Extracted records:
----------
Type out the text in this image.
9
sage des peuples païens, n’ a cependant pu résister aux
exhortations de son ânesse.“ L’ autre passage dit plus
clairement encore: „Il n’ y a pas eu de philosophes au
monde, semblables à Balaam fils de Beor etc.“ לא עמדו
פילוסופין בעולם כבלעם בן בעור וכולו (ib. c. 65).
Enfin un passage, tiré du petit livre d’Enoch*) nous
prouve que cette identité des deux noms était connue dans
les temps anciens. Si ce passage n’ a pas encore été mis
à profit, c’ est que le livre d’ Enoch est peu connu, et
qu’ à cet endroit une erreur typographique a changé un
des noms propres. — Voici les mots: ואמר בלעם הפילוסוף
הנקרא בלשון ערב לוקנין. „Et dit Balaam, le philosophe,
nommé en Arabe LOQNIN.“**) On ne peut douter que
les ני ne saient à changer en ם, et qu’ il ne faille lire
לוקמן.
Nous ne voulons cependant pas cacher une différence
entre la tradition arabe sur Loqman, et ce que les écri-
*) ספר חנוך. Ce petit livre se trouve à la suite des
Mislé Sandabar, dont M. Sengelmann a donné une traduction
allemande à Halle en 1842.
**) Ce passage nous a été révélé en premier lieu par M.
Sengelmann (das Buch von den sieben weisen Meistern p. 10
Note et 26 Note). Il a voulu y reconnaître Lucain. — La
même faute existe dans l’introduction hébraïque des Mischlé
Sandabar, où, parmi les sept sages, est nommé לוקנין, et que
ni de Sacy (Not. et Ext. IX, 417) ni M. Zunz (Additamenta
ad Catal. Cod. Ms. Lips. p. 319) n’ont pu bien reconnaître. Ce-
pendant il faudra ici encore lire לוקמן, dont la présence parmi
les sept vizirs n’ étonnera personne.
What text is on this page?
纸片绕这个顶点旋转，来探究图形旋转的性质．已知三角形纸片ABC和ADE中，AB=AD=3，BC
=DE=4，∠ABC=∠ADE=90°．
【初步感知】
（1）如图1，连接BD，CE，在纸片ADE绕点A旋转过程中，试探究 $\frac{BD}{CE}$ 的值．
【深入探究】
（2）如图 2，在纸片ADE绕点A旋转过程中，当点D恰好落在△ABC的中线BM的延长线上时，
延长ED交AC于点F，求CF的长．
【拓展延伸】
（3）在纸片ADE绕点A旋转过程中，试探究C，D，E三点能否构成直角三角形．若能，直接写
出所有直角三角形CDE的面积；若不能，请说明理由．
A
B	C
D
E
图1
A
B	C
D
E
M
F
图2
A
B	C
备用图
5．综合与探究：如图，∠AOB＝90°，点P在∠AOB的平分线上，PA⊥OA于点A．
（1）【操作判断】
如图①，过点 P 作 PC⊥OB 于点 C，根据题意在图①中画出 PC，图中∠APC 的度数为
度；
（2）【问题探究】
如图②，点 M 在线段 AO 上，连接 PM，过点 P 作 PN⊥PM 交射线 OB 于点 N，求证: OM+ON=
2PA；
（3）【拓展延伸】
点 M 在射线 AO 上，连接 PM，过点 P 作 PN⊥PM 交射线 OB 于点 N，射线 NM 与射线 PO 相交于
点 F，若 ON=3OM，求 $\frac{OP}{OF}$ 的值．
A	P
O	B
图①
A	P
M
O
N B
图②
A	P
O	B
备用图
----------
• AIM OF THE EXERCISE
From the data above, copy each line that holds "Sandabar".

• WRITTEN SOLUTION
Mislé Sandabar, dont M. Sengelmann a donné une traduction
Sandabar, où, parmi les sept sages, est nommé לוקנין, et que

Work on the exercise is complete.